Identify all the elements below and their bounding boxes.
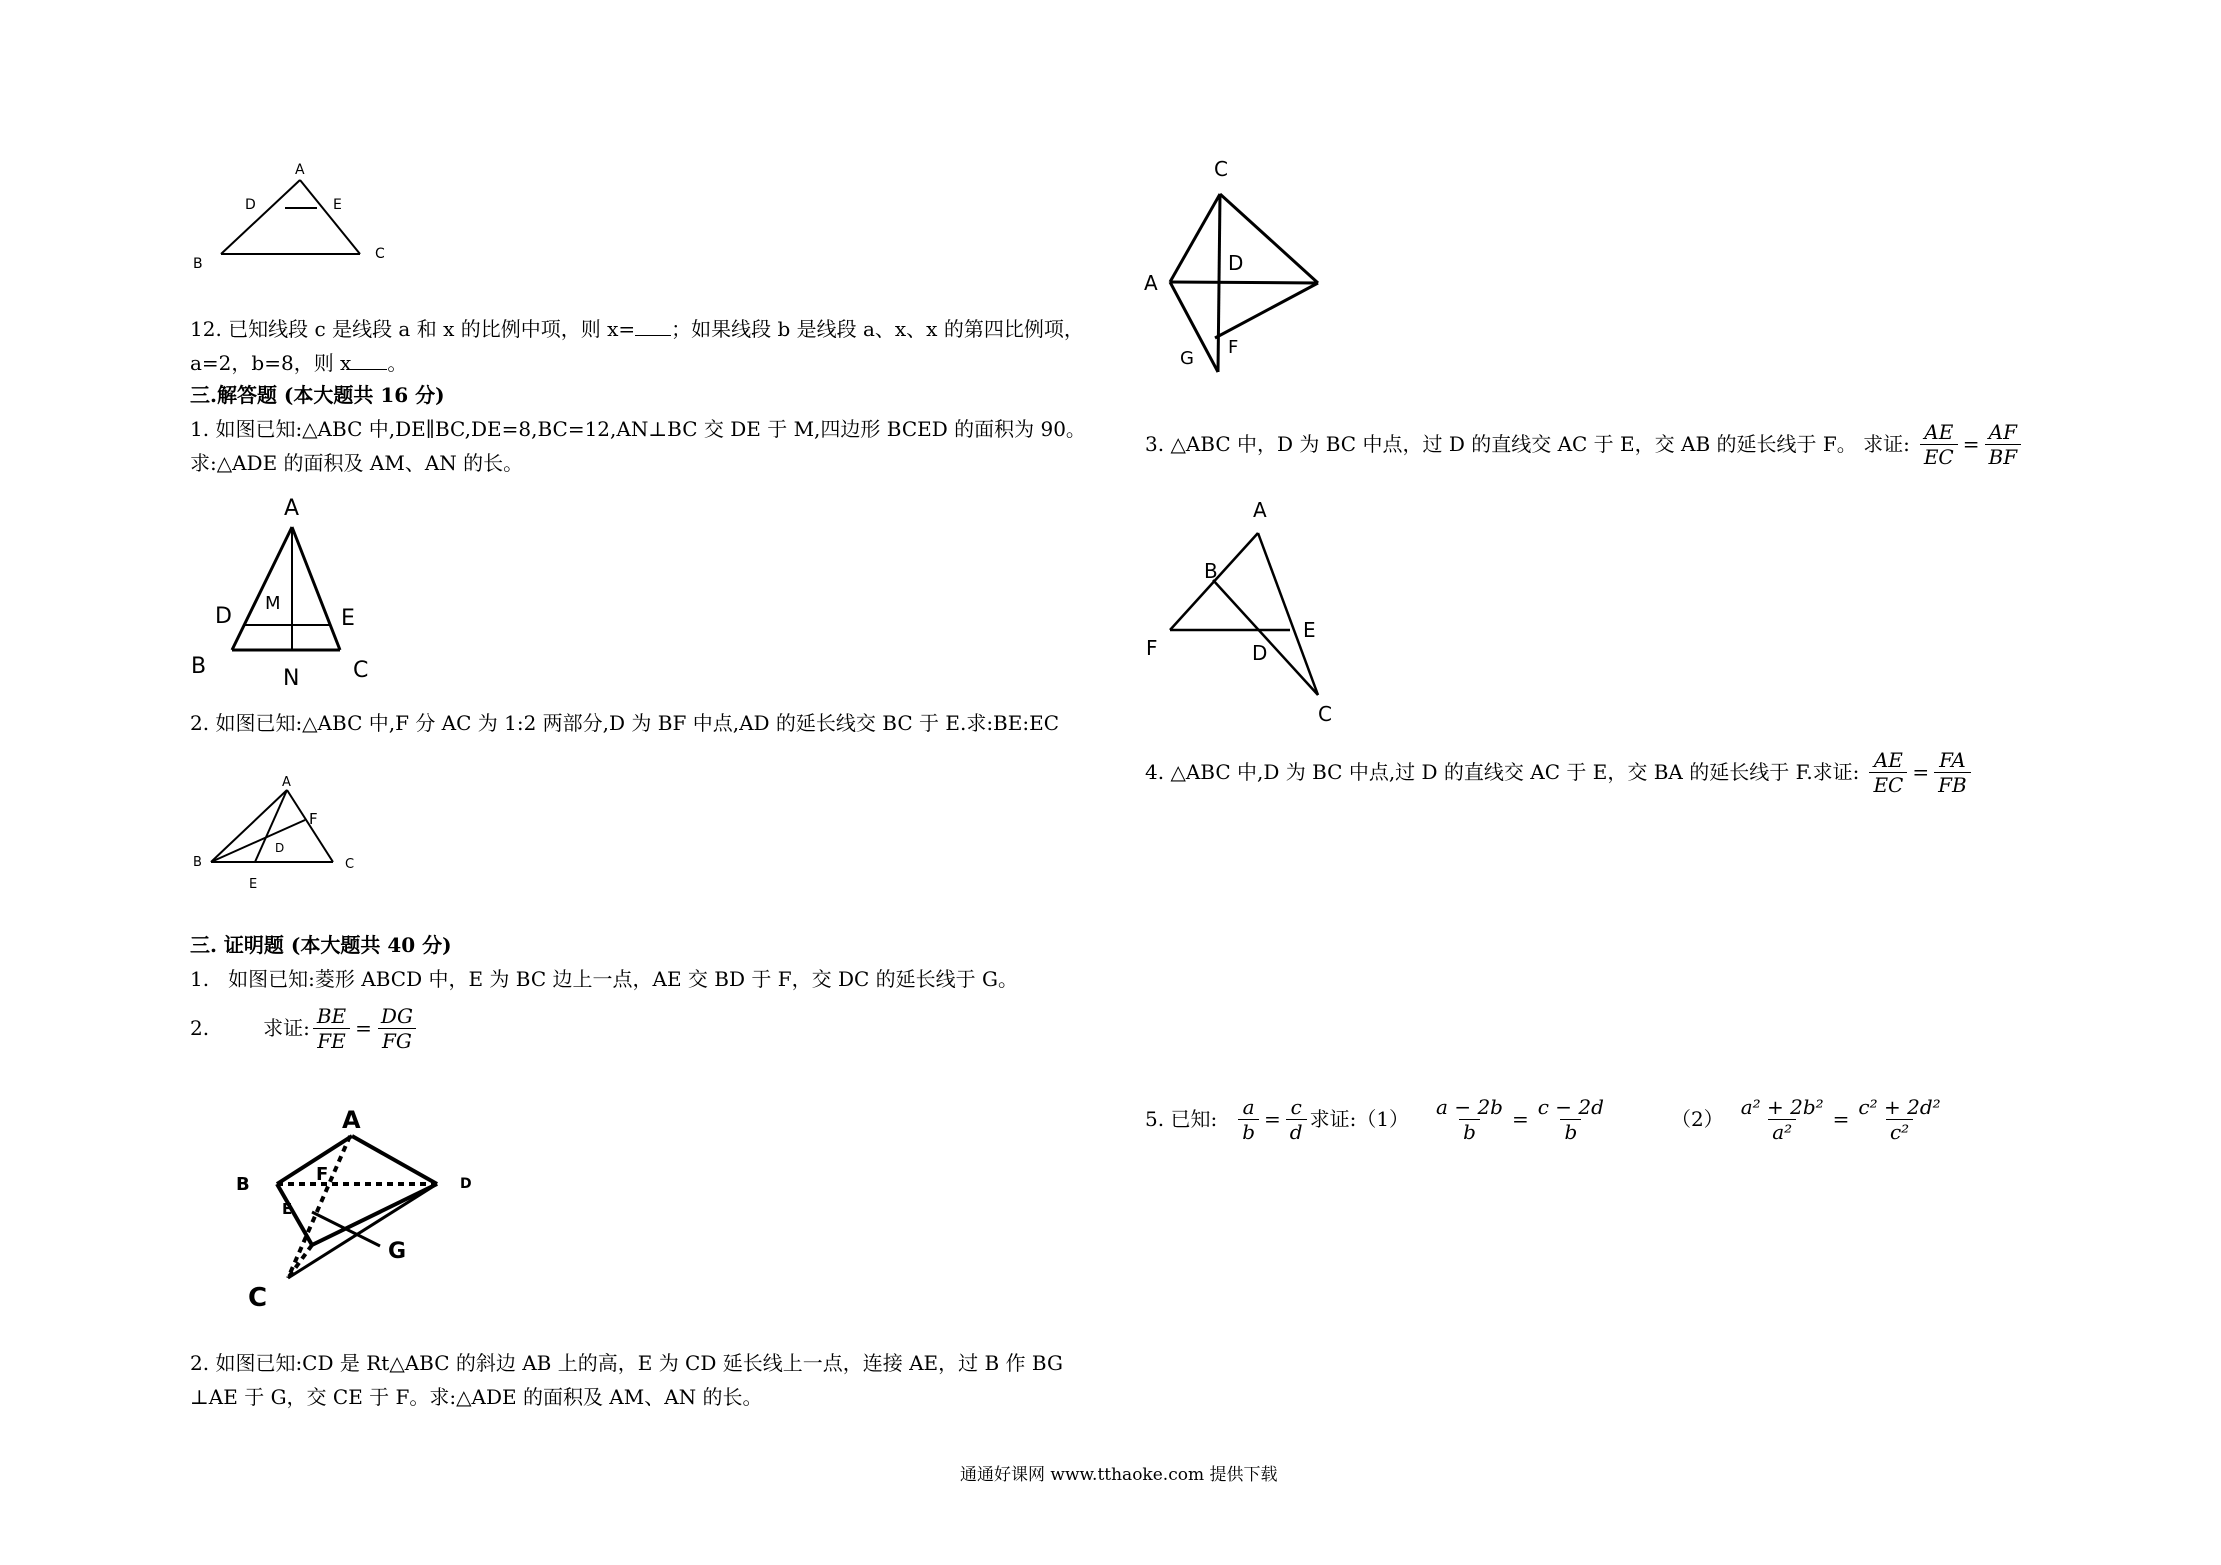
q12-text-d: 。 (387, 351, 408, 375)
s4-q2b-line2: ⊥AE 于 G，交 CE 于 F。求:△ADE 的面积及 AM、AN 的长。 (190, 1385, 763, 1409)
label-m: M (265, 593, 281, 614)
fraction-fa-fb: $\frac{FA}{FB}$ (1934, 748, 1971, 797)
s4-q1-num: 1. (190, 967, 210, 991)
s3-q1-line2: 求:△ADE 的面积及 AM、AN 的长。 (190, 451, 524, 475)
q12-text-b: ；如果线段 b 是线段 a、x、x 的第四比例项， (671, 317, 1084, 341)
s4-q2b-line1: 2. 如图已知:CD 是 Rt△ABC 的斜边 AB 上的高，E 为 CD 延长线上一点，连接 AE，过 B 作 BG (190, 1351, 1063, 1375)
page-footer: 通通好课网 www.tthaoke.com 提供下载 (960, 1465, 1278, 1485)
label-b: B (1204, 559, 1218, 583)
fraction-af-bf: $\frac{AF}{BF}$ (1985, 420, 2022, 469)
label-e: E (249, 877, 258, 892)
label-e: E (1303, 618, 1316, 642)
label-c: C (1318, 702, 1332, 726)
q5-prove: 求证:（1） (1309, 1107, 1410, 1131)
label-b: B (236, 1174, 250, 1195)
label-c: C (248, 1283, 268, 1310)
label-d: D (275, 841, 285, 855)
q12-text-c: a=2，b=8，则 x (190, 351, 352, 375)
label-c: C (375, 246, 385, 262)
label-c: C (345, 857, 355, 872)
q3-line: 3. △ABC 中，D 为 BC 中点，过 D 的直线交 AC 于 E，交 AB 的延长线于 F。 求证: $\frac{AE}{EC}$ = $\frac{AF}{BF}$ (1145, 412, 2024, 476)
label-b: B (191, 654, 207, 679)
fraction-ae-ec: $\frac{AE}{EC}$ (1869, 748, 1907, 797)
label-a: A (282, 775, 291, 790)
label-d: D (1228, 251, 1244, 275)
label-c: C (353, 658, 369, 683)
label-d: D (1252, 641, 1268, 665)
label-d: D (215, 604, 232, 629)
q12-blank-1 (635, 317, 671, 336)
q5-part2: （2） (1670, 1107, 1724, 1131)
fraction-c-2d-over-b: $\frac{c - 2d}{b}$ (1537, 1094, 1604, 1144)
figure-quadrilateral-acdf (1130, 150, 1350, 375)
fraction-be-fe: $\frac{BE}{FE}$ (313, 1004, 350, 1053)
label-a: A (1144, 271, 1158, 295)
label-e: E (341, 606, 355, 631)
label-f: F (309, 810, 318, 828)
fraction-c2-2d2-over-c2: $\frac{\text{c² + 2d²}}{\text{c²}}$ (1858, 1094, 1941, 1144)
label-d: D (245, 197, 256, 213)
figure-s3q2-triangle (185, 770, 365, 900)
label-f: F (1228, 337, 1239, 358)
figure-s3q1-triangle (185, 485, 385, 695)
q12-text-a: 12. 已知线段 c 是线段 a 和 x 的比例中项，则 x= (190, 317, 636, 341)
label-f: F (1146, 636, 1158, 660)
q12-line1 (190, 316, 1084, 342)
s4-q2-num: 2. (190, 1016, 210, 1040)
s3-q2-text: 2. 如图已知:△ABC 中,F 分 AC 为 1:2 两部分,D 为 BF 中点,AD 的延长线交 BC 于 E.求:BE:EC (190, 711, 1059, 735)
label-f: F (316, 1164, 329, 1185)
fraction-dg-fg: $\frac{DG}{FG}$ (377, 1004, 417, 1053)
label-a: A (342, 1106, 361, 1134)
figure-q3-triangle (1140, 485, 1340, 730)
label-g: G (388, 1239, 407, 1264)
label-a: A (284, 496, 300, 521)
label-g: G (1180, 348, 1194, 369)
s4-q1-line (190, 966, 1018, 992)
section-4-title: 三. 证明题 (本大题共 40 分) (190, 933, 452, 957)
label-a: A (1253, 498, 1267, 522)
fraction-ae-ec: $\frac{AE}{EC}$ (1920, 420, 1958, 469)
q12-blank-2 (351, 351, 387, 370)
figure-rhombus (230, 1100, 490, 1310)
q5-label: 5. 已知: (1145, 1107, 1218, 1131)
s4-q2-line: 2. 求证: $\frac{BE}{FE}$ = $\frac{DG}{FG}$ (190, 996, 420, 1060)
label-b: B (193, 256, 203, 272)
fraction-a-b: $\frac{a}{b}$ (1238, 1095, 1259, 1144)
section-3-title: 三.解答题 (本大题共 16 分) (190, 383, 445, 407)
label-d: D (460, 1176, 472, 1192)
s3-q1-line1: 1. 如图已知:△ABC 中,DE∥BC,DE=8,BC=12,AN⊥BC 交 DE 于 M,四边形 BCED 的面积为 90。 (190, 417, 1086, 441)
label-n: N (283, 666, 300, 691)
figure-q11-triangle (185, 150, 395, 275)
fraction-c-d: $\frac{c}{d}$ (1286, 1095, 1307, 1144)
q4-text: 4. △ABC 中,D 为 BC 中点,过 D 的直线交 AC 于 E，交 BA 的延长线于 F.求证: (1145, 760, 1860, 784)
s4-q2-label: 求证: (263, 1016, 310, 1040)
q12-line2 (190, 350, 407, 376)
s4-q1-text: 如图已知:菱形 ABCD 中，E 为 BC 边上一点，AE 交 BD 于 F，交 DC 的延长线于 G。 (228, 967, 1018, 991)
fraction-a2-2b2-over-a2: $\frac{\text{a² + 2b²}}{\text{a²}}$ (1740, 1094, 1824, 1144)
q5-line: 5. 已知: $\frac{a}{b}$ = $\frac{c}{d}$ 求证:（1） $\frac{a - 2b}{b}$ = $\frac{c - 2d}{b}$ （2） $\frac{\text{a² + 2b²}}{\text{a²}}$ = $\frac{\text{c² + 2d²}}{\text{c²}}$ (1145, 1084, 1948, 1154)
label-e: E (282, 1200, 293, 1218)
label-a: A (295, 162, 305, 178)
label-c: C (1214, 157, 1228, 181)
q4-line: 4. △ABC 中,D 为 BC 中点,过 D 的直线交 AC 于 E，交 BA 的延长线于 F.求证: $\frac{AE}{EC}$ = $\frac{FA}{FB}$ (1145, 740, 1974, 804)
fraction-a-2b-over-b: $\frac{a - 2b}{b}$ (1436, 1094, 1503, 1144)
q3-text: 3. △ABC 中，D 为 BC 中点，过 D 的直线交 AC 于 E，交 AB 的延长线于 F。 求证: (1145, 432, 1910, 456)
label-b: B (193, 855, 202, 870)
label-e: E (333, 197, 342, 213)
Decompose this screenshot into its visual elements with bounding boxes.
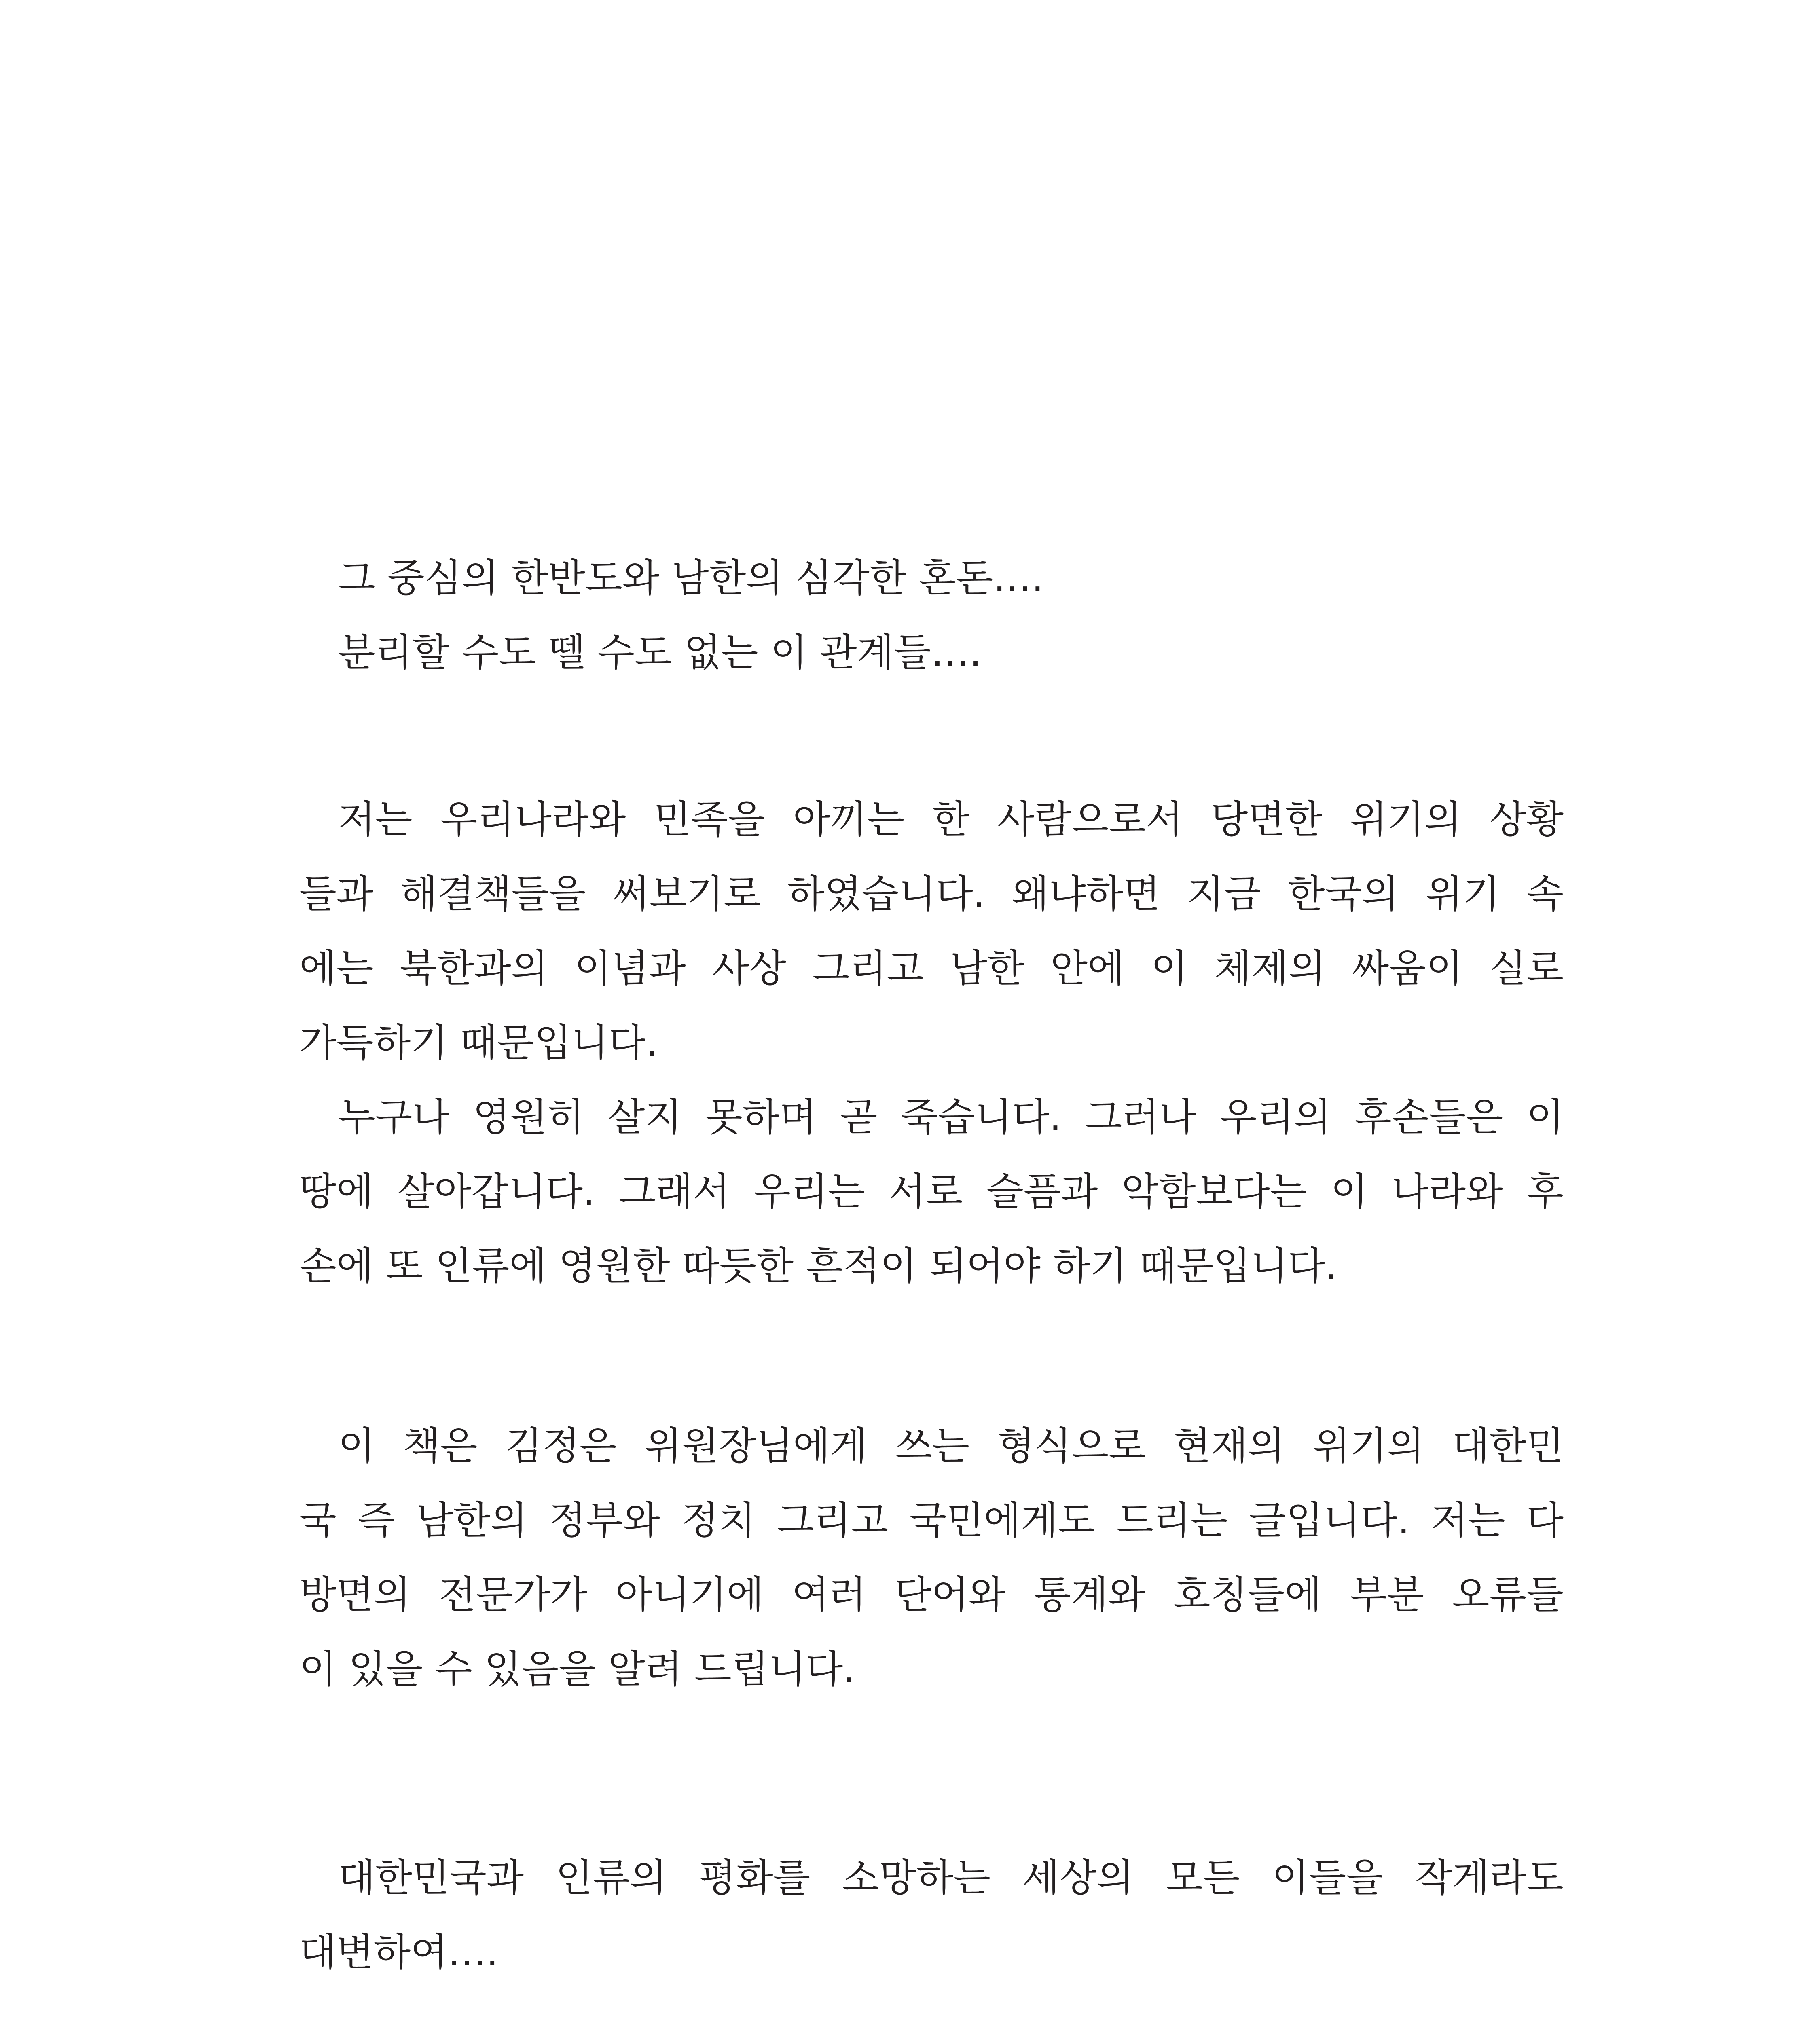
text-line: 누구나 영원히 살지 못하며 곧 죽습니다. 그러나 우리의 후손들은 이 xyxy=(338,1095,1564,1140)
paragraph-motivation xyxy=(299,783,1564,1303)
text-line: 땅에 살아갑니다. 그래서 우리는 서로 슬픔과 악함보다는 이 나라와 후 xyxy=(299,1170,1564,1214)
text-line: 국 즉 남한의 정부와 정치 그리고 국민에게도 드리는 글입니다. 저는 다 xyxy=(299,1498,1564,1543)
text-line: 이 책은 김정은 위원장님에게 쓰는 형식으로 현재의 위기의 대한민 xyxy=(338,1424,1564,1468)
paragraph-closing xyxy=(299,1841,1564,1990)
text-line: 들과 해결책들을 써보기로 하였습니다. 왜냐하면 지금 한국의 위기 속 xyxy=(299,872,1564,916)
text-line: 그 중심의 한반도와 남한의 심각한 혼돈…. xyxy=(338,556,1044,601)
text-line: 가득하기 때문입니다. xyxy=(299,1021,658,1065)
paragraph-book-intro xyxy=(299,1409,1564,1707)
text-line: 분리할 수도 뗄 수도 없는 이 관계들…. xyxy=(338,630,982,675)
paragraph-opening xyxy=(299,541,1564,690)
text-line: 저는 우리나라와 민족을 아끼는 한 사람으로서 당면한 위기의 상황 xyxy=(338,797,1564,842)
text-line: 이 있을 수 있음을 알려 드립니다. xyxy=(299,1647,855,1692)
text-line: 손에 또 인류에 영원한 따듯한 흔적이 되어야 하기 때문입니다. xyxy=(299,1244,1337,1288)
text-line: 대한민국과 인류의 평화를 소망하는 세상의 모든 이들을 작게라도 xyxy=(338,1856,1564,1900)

**What you need to do**
Reproduce the data lines without any change, starting at the line containing "q12-text-d: 。 (387, 351, 408, 375)" and ending at the line containing "label-d: D (1252, 641, 1268, 665)". Include both of those lines.

**Right answer**
q12-text-d: 。 (387, 351, 408, 375)
s4-q2b-line2: ⊥AE 于 G，交 CE 于 F。求:△ADE 的面积及 AM、AN 的长。 (190, 1385, 763, 1409)
label-m: M (265, 593, 281, 614)
fraction-fa-fb: $\frac{FA}{FB}$ (1934, 748, 1971, 797)
s4-q1-num: 1. (190, 967, 210, 991)
s3-q1-line2: 求:△ADE 的面积及 AM、AN 的长。 (190, 451, 524, 475)
q12-text-b: ；如果线段 b 是线段 a、x、x 的第四比例项， (671, 317, 1084, 341)
s4-q2b-line1: 2. 如图已知:CD 是 Rt△ABC 的斜边 AB 上的高，E 为 CD 延长线上一点，连接 AE，过 B 作 BG (190, 1351, 1063, 1375)
page-footer: 通通好课网 www.tthaoke.com 提供下载 (960, 1465, 1278, 1485)
label-b: B (1204, 559, 1218, 583)
fraction-af-bf: $\frac{AF}{BF}$ (1985, 420, 2022, 469)
label-e: E (249, 877, 258, 892)
label-e: E (1303, 618, 1316, 642)
label-c: C (1318, 702, 1332, 726)
q5-prove: 求证:（1） (1309, 1107, 1410, 1131)
label-b: B (236, 1174, 250, 1195)
label-c: C (248, 1283, 268, 1310)
label-d: D (275, 841, 285, 855)
q12-text-c: a=2，b=8，则 x (190, 351, 352, 375)
label-c: C (375, 246, 385, 262)
label-c: C (345, 857, 355, 872)
q3-line: 3. △ABC 中，D 为 BC 中点，过 D 的直线交 AC 于 E，交 AB 的延长线于 F。 求证: $\frac{AE}{EC}$ = $\frac{AF}{BF}$ (1145, 412, 2024, 476)
label-b: B (191, 654, 207, 679)
fraction-ae-ec: $\frac{AE}{EC}$ (1869, 748, 1907, 797)
label-a: A (282, 775, 291, 790)
label-d: D (1228, 251, 1244, 275)
label-c: C (353, 658, 369, 683)
label-d: D (1252, 641, 1268, 665)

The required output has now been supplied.